─── MATERIAL FOR THIS TASK
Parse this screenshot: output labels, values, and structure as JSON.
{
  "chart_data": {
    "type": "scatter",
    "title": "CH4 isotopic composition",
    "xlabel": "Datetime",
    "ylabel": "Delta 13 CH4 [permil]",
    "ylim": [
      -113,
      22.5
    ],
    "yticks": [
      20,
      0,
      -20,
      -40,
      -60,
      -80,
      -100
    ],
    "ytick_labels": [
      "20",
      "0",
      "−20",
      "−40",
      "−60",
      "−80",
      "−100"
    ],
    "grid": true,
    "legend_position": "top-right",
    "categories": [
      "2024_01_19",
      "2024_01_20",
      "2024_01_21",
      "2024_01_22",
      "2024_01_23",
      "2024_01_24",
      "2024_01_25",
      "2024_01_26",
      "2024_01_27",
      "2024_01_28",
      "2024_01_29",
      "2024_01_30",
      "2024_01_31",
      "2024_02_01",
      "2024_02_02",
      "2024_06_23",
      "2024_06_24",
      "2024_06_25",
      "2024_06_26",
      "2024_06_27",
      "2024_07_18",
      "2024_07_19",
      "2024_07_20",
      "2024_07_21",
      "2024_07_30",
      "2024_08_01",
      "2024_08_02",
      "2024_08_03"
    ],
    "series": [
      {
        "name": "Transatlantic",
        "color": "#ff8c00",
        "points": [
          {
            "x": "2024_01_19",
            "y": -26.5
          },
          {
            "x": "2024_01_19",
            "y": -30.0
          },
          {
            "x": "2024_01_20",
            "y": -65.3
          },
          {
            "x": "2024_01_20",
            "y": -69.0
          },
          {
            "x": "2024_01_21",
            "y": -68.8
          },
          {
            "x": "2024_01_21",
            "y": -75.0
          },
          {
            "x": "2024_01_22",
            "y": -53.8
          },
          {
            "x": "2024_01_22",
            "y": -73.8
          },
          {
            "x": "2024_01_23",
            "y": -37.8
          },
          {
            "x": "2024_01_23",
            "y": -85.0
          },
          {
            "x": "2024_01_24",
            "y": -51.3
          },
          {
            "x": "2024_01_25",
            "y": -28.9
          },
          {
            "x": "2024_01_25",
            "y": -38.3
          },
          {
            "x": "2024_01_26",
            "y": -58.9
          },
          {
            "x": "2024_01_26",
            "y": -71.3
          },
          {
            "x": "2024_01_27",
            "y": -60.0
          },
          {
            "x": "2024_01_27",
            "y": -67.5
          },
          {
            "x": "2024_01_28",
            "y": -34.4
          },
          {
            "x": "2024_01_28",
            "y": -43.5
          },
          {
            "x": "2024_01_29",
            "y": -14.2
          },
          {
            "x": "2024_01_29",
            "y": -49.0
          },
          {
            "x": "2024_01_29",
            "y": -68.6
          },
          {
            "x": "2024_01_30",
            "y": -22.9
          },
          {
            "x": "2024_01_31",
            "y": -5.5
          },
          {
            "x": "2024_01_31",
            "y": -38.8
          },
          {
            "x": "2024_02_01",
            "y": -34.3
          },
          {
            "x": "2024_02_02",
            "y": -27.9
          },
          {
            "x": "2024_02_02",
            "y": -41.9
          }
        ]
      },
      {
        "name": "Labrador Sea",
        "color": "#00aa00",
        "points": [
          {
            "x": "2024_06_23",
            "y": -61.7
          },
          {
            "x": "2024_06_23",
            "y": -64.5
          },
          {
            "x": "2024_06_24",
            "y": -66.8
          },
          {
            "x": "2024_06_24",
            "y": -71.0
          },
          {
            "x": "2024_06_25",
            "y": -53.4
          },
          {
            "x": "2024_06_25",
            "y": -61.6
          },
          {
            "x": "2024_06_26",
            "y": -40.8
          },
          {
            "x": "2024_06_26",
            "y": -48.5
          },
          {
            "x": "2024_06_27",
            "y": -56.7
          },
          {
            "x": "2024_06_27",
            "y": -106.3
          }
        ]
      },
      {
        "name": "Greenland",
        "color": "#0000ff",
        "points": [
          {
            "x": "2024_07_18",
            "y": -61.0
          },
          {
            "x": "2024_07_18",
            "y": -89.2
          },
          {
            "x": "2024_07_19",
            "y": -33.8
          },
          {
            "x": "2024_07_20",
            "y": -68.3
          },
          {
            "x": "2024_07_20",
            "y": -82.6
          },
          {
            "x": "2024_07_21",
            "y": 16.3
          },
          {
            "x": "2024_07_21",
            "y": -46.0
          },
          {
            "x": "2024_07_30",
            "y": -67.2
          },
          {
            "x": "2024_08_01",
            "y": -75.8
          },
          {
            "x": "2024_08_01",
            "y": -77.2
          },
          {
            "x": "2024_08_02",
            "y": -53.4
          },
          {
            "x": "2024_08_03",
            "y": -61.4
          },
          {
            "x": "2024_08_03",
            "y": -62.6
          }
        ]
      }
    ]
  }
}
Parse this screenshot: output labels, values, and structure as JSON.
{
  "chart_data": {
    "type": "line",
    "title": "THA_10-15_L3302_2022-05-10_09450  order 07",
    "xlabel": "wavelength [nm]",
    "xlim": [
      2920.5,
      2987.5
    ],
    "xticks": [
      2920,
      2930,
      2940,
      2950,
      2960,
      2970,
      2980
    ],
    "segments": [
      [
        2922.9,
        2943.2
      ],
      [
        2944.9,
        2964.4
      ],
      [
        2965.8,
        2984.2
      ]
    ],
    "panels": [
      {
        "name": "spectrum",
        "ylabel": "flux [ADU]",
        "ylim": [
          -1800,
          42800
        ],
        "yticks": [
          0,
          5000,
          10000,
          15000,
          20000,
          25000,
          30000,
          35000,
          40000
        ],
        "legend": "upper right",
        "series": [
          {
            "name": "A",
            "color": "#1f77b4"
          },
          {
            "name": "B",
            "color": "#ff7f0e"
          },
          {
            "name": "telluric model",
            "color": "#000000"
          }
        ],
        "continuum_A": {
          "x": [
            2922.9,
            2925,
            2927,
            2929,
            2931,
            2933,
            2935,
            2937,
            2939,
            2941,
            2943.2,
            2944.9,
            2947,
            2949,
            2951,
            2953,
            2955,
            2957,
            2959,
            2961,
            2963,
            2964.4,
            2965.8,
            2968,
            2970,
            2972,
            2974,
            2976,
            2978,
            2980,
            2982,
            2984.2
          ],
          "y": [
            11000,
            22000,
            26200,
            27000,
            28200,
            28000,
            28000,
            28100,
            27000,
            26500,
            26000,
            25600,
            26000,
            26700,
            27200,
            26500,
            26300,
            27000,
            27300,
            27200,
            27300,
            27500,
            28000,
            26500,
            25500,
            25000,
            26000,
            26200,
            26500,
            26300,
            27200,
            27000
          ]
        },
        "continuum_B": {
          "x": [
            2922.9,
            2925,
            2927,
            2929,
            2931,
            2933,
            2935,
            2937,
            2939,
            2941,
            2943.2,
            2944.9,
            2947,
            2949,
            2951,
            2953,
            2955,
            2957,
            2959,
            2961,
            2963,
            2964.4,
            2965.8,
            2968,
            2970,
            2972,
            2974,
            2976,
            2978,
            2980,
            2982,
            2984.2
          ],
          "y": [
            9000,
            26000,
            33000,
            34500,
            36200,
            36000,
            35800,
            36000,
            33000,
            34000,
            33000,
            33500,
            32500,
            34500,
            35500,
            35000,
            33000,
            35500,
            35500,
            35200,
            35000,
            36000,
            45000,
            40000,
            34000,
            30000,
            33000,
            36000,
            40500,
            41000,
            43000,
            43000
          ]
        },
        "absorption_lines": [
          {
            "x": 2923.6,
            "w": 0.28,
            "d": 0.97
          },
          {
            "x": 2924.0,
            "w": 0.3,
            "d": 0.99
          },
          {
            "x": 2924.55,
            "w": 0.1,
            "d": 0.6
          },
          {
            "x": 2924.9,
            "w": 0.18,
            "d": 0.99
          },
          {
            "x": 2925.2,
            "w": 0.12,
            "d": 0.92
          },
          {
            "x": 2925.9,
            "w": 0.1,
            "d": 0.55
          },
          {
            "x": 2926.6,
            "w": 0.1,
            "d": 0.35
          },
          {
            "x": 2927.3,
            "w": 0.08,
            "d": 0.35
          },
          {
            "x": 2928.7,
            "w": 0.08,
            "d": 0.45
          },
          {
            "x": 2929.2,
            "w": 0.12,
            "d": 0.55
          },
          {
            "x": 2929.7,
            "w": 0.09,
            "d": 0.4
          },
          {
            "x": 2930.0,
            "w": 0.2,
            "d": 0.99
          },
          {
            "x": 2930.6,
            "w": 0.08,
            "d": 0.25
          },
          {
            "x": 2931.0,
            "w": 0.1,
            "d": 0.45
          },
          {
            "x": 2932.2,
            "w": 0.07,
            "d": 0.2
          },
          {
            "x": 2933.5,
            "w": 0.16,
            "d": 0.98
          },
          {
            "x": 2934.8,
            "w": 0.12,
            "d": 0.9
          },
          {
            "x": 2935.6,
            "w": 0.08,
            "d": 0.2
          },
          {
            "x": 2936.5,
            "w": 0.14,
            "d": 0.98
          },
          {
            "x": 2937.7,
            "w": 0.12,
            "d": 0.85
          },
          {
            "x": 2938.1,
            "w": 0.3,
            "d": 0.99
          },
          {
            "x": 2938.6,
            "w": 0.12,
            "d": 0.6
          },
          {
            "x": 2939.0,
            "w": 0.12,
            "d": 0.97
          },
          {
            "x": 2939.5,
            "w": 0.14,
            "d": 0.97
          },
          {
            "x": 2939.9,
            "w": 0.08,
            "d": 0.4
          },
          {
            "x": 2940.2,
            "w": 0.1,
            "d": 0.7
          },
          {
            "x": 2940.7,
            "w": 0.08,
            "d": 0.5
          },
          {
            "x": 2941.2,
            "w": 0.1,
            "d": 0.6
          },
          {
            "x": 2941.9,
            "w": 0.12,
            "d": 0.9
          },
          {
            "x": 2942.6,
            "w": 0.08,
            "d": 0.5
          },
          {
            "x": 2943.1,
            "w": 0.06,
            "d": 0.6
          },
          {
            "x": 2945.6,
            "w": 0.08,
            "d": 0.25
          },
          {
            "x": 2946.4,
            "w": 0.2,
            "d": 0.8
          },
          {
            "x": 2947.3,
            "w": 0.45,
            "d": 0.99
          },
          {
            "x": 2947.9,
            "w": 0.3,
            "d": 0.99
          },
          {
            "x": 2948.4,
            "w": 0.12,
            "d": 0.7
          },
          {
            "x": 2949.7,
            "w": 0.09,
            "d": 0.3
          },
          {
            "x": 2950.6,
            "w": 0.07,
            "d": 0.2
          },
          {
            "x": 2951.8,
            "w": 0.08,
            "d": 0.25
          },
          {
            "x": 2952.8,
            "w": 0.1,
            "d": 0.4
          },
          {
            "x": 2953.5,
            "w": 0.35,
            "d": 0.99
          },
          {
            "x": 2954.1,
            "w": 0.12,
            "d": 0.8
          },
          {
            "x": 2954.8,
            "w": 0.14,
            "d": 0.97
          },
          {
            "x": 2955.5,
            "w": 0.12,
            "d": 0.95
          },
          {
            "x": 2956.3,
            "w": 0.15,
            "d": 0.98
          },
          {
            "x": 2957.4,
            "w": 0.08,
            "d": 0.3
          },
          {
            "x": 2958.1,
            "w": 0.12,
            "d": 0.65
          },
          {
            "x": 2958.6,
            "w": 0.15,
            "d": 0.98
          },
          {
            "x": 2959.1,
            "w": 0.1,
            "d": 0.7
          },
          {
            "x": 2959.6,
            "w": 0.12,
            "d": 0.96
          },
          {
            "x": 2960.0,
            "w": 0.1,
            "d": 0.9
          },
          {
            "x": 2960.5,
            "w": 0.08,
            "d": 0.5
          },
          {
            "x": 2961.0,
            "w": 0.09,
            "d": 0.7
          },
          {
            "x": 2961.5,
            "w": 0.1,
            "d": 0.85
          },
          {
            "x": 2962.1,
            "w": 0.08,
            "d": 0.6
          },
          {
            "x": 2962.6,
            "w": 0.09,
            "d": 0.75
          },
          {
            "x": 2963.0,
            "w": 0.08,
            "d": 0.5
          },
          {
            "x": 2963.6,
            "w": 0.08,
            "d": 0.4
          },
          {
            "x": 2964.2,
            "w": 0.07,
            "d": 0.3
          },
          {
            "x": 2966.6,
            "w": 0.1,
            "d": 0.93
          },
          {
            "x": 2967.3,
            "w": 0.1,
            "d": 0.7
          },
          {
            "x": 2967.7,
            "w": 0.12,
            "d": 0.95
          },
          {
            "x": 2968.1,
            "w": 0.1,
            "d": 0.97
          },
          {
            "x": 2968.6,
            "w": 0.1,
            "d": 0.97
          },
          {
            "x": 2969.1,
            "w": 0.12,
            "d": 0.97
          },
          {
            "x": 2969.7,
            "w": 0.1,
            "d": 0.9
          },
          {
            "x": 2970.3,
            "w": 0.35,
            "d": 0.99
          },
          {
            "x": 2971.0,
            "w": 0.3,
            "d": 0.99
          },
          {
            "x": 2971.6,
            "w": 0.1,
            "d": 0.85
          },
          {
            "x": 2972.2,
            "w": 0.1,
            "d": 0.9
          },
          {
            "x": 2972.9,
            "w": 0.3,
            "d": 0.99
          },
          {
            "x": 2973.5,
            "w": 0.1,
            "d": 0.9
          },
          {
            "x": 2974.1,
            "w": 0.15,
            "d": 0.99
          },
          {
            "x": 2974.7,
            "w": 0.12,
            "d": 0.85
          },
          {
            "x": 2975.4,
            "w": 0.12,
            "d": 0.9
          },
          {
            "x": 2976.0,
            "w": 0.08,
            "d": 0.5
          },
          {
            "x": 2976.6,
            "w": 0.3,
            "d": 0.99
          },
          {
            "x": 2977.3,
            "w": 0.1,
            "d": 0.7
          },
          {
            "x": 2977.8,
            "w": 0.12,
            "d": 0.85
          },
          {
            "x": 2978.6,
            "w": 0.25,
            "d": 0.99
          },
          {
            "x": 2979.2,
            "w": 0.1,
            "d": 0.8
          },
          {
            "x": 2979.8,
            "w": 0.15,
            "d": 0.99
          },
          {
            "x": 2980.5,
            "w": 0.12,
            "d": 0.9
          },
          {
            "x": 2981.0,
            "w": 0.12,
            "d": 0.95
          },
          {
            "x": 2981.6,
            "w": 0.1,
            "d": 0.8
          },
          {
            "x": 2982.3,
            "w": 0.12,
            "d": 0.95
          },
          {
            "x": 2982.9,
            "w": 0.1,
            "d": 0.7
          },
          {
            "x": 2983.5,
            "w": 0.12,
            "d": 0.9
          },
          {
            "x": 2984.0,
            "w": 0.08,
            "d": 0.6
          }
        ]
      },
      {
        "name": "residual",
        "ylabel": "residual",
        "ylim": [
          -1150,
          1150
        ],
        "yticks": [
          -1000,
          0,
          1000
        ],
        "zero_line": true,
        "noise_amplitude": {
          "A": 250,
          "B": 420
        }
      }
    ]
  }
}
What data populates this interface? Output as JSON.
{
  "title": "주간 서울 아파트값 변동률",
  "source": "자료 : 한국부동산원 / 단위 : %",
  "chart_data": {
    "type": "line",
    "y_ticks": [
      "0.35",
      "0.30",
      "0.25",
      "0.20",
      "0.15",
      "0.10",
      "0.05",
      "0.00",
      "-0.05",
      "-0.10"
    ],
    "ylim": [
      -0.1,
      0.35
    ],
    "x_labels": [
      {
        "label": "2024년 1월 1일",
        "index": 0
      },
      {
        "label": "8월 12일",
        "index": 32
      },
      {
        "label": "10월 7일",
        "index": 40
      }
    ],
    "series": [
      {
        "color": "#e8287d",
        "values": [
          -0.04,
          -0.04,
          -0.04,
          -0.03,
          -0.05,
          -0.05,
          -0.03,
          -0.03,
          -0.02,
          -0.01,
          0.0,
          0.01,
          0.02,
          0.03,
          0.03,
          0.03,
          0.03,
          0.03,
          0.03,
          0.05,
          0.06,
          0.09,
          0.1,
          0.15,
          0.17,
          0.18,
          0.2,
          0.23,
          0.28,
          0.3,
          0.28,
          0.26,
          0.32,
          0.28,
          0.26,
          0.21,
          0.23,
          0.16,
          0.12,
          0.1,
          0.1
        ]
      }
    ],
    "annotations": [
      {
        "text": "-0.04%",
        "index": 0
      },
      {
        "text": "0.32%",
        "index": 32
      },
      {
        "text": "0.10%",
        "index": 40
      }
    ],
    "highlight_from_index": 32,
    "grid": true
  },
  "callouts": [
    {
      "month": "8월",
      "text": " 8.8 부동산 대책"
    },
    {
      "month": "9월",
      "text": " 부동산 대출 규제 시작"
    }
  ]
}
──────
* WRITTEN PROBLEM:
Copy out exactly the lines running from the line with "What data populates" to the end of the records, inclusive.

* SOLUTION TO THIS TASK:
What data populates this interface? Output as JSON.
{
  "title": "주간 서울 아파트값 변동률",
  "source": "자료 : 한국부동산원 / 단위 : %",
  "chart_data": {
    "type": "line",
    "y_ticks": [
      "0.35",
      "0.30",
      "0.25",
      "0.20",
      "0.15",
      "0.10",
      "0.05",
      "0.00",
      "-0.05",
      "-0.10"
    ],
    "ylim": [
      -0.1,
      0.35
    ],
    "x_labels": [
      {
        "label": "2024년 1월 1일",
        "index": 0
      },
      {
        "label": "8월 12일",
        "index": 32
      },
      {
        "label": "10월 7일",
        "index": 40
      }
    ],
    "series": [
      {
        "color": "#e8287d",
        "values": [
          -0.04,
          -0.04,
          -0.04,
          -0.03,
          -0.05,
          -0.05,
          -0.03,
          -0.03,
          -0.02,
          -0.01,
          0.0,
          0.01,
          0.02,
          0.03,
          0.03,
          0.03,
          0.03,
          0.03,
          0.03,
          0.05,
          0.06,
          0.09,
          0.1,
          0.15,
          0.17,
          0.18,
          0.2,
          0.23,
          0.28,
          0.3,
          0.28,
          0.26,
          0.32,
          0.28,
          0.26,
          0.21,
          0.23,
          0.16,
          0.12,
          0.1,
          0.1
        ]
      }
    ],
    "annotations": [
      {
        "text": "-0.04%",
        "index": 0
      },
      {
        "text": "0.32%",
        "index": 32
      },
      {
        "text": "0.10%",
        "index": 40
      }
    ],
    "highlight_from_index": 32,
    "grid": true
  },
  "callouts": [
    {
      "month": "8월",
      "text": " 8.8 부동산 대책"
    },
    {
      "month": "9월",
      "text": " 부동산 대출 규제 시작"
    }
  ]
}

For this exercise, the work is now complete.